[Extracted data entries]
"""

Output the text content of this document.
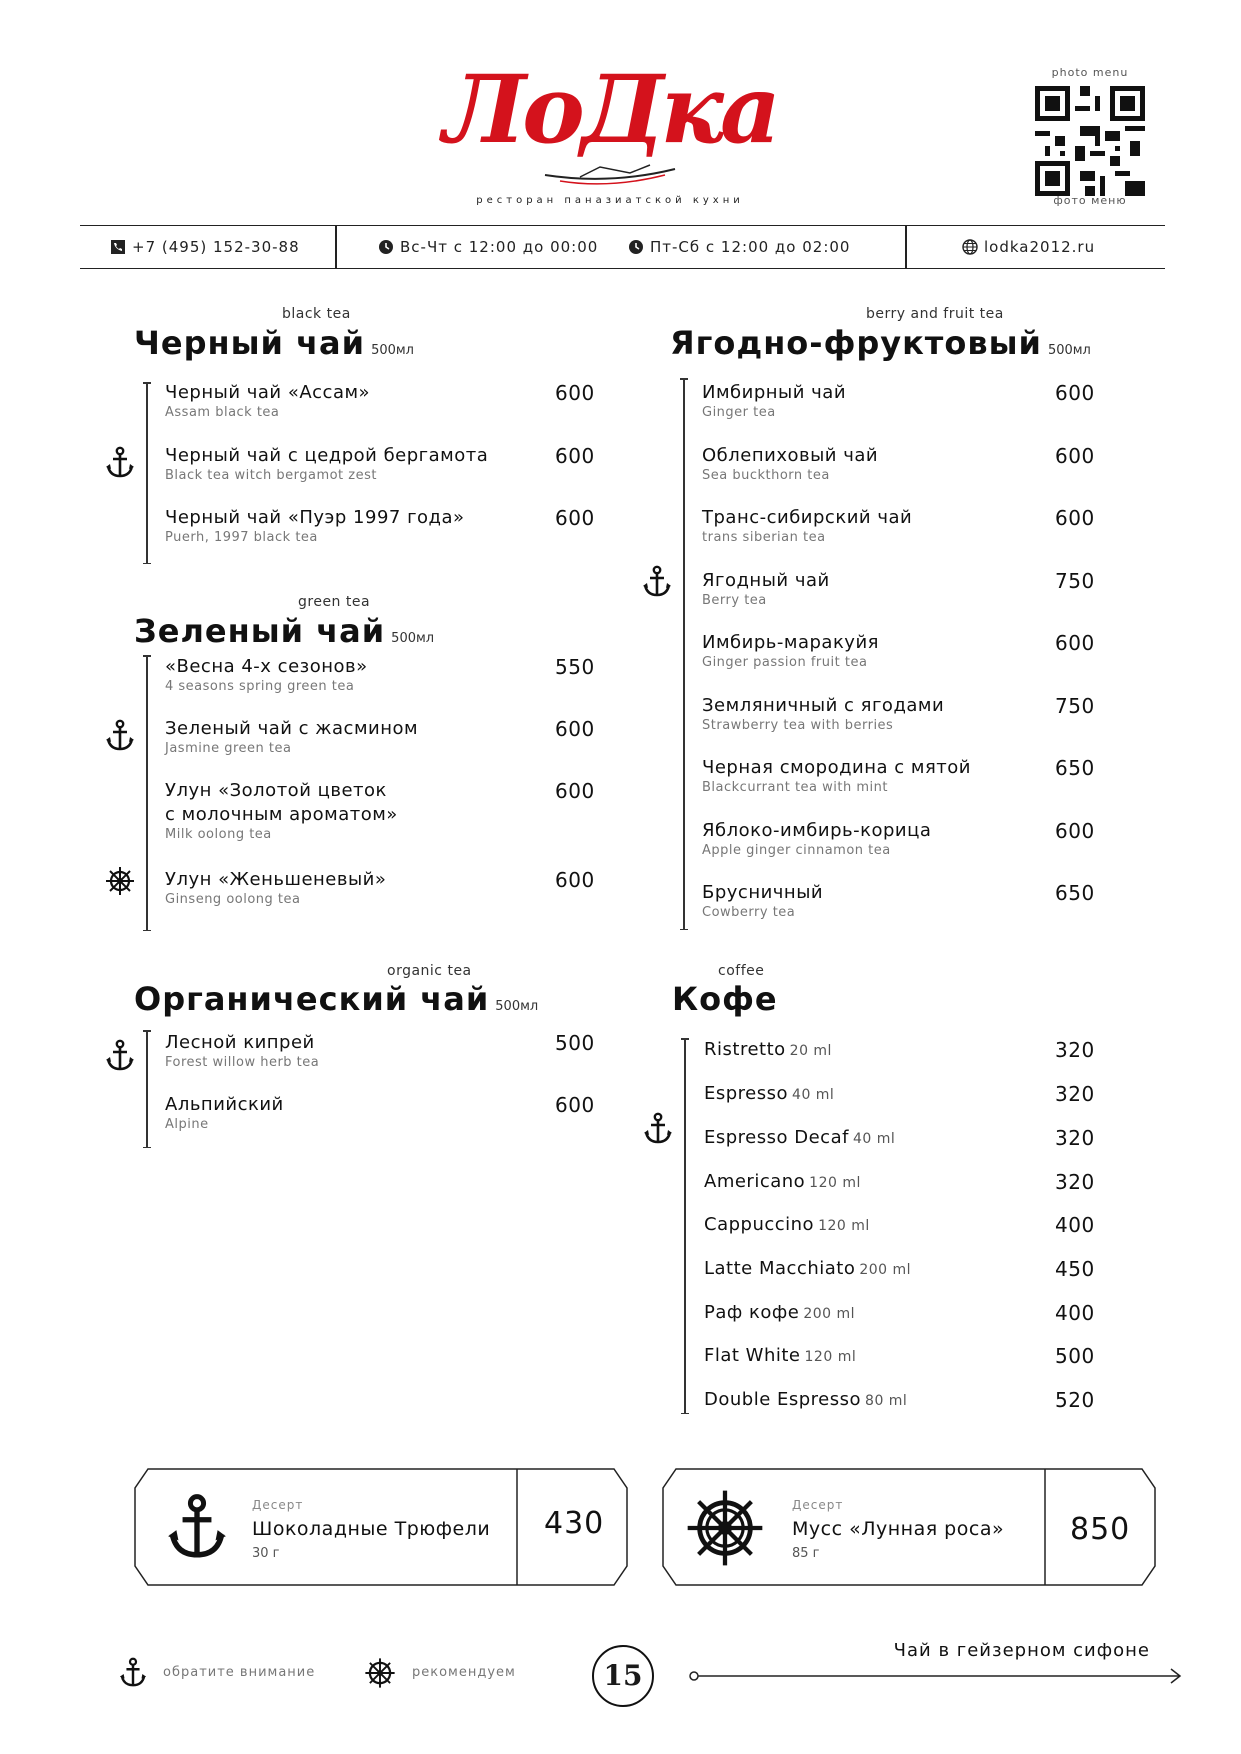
ЛоДка
ресторан паназиатской кухни
photo menu
фото меню
+7 (495) 152-30-88	Вс-Чт с 12:00 до 00:00	Пт-Сб с 12:00 до 02:00	lodka2012.ru
black tea
Черный чай 500мл
Черный чай «Ассам»
Assam black tea
600
Черный чай с цедрой бергамота
Black tea witch bergamot zest
600
Черный чай «Пуэр 1997 года»
Puerh, 1997 black tea
600
green tea
Зеленый чай 500мл
«Весна 4-х сезонов»
4 seasons spring green tea
550
Зеленый чай с жасмином
Jasmine green tea
600
Улун «Золотой цветок
с молочным ароматом»
Milk oolong tea
600
Улун «Женьшеневый»
Ginseng oolong tea
600
organic tea
Органический чай 500мл
Лесной кипрей
Forest willow herb tea
500
Альпийский
Alpine
600
berry and fruit tea
Ягодно-фруктовый 500мл
Имбирный чай
Ginger tea
600
Облепиховый чай
Sea buckthorn tea
600
Транс-сибирский чай
trans siberian tea
600
Ягодный чай
Berry tea
750
Имбирь-маракуйя
Ginger passion fruit tea
600
Земляничный с ягодами
Strawberry tea with berries
750
Черная смородина с мятой
Blackcurrant tea with mint
650
Яблоко-имбирь-корица
Apple ginger cinnamon tea
600
Брусничный
Cowberry tea
650
coffee
Кофе
Ristretto 20 ml	320
Espresso 40 ml	320
Espresso Decaf 40 ml	320
Americano 120 ml	320
Cappuccino 120 ml	400
Latte Macchiato 200 ml	450
Раф кофе 200 ml	400
Flat White 120 ml	500
Double Espresso 80 ml	520
Десерт
Шоколадные Трюфели
30 г
430
Десерт
Мусс «Лунная роса»
85 г
850
обратите внимание	рекомендуем	15
Чай в гейзерном сифоне
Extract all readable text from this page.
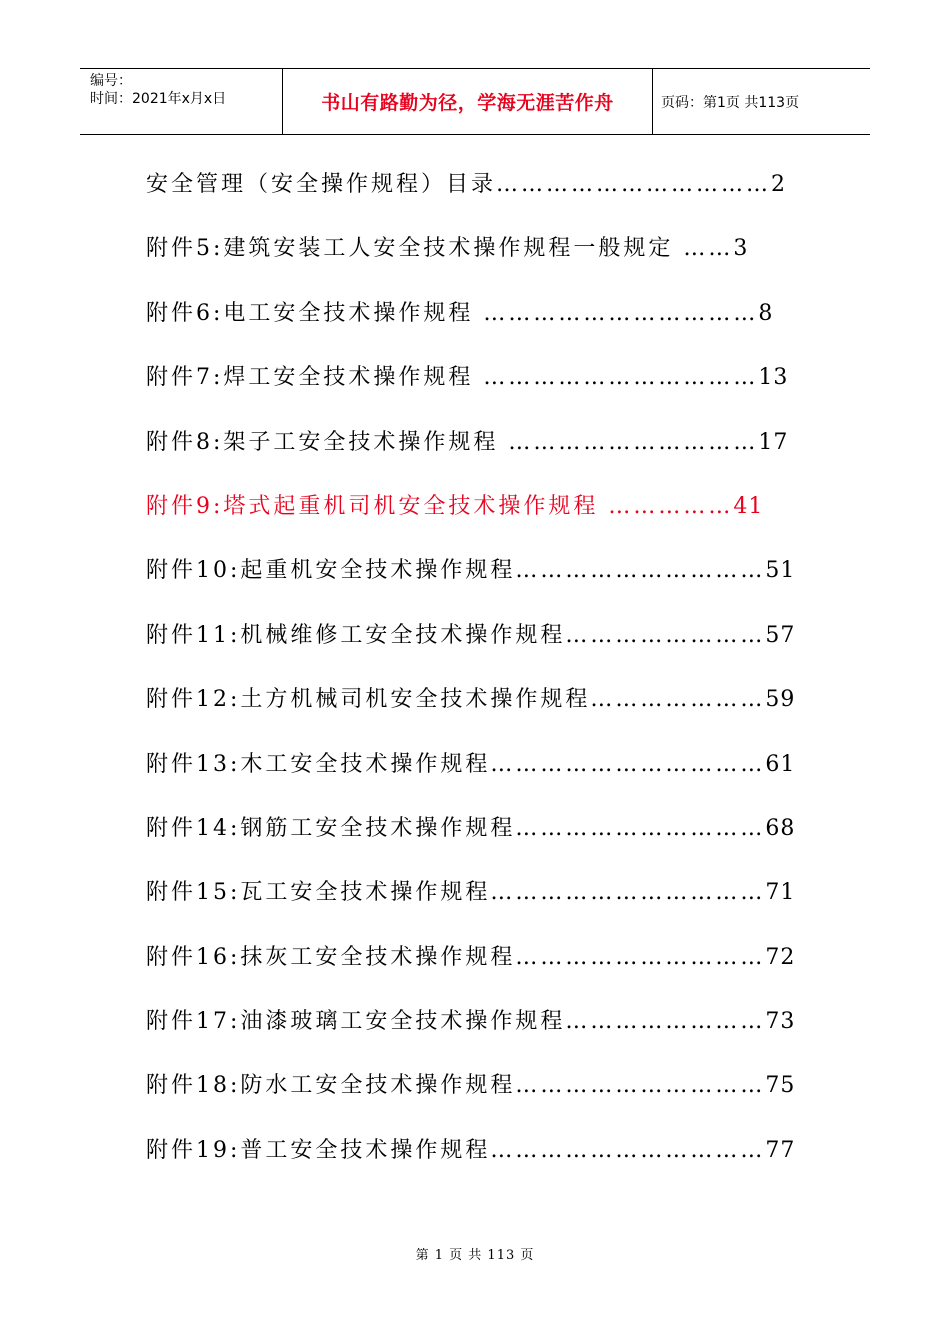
编号：
时间：2021年x月x日	书山有路勤为径，学海无涯苦作舟	页码：第1页 共113页
安全管理（安全操作规程）目录……………………………2
附件5:建筑安装工人安全技术操作规程一般规定 ……3
附件6:电工安全技术操作规程 ……………………………8
附件7:焊工安全技术操作规程 ……………………………13
附件8:架子工安全技术操作规程 …………………………17
附件9:塔式起重机司机安全技术操作规程 ……………41
附件10:起重机安全技术操作规程…………………………51
附件11:机械维修工安全技术操作规程……………………57
附件12:土方机械司机安全技术操作规程…………………59
附件13:木工安全技术操作规程……………………………61
附件14:钢筋工安全技术操作规程…………………………68
附件15:瓦工安全技术操作规程……………………………71
附件16:抹灰工安全技术操作规程…………………………72
附件17:油漆玻璃工安全技术操作规程……………………73
附件18:防水工安全技术操作规程…………………………75
附件19:普工安全技术操作规程……………………………77
第 1 页 共 113 页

"""

◆ **WRITTEN INSTRUCTION**: Write out the whole listing again, exactly, with no pictures.

◆ **SOLUTION TO THIS EXERCISE**:
Output the text content of this document.
ЛоДка
ресторан паназиатской кухни
photo menu
фото меню
+7 (495) 152-30-88	Вс-Чт с 12:00 до 00:00	Пт-Сб с 12:00 до 02:00	lodka2012.ru
black tea
Черный чай 500мл
Черный чай «Ассам»
Assam black tea
600
Черный чай с цедрой бергамота
Black tea witch bergamot zest
600
Черный чай «Пуэр 1997 года»
Puerh, 1997 black tea
600
green tea
Зеленый чай 500мл
«Весна 4-х сезонов»
4 seasons spring green tea
550
Зеленый чай с жасмином
Jasmine green tea
600
Улун «Золотой цветок
с молочным ароматом»
Milk oolong tea
600
Улун «Женьшеневый»
Ginseng oolong tea
600
organic tea
Органический чай 500мл
Лесной кипрей
Forest willow herb tea
500
Альпийский
Alpine
600
berry and fruit tea
Ягодно-фруктовый 500мл
Имбирный чай
Ginger tea
600
Облепиховый чай
Sea buckthorn tea
600
Транс-сибирский чай
trans siberian tea
600
Ягодный чай
Berry tea
750
Имбирь-маракуйя
Ginger passion fruit tea
600
Земляничный с ягодами
Strawberry tea with berries
750
Черная смородина с мятой
Blackcurrant tea with mint
650
Яблоко-имбирь-корица
Apple ginger cinnamon tea
600
Брусничный
Cowberry tea
650
coffee
Кофе
Ristretto 20 ml	320
Espresso 40 ml	320
Espresso Decaf 40 ml	320
Americano 120 ml	320
Cappuccino 120 ml	400
Latte Macchiato 200 ml	450
Раф кофе 200 ml	400
Flat White 120 ml	500
Double Espresso 80 ml	520
Десерт
Шоколадные Трюфели
30 г
430
Десерт
Мусс «Лунная роса»
85 г
850
обратите внимание	рекомендуем	15
Чай в гейзерном сифоне
Extract all readable text from this page.
编号：
时间：2021年x月x日	书山有路勤为径，学海无涯苦作舟	页码：第1页 共113页
安全管理（安全操作规程）目录……………………………2
附件5:建筑安装工人安全技术操作规程一般规定 ……3
附件6:电工安全技术操作规程 ……………………………8
附件7:焊工安全技术操作规程 ……………………………13
附件8:架子工安全技术操作规程 …………………………17
附件9:塔式起重机司机安全技术操作规程 ……………41
附件10:起重机安全技术操作规程…………………………51
附件11:机械维修工安全技术操作规程……………………57
附件12:土方机械司机安全技术操作规程…………………59
附件13:木工安全技术操作规程……………………………61
附件14:钢筋工安全技术操作规程…………………………68
附件15:瓦工安全技术操作规程……………………………71
附件16:抹灰工安全技术操作规程…………………………72
附件17:油漆玻璃工安全技术操作规程……………………73
附件18:防水工安全技术操作规程…………………………75
附件19:普工安全技术操作规程……………………………77
第 1 页 共 113 页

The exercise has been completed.